§ **Do this**: Determine how many lines contain the string "color". Reply with that figure and nothing else.

═══ Provided data

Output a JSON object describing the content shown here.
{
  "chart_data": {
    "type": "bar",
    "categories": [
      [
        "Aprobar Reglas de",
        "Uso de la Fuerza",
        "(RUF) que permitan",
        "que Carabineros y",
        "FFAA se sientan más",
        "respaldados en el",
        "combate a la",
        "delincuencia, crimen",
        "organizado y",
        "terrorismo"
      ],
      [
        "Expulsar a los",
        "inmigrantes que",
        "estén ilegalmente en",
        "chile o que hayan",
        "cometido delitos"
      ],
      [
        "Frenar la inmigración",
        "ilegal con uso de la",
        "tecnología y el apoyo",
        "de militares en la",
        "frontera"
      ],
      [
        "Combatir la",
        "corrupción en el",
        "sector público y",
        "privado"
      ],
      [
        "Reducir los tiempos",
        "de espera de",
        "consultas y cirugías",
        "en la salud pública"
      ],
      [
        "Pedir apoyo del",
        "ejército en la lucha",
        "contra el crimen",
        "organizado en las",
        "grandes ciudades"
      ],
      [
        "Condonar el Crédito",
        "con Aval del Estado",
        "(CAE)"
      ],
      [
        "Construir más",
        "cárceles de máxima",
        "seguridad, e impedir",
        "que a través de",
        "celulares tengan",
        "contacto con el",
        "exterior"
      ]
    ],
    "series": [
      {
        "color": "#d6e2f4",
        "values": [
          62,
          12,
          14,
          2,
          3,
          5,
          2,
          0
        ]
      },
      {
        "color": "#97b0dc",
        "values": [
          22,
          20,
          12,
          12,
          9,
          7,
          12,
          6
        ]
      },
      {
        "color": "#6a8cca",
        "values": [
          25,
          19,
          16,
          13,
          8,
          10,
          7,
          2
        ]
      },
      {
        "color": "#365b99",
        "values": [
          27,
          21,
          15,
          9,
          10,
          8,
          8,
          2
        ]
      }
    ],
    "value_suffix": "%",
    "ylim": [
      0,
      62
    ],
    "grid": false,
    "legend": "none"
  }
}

══════

§ **Solution for this exercise**: 4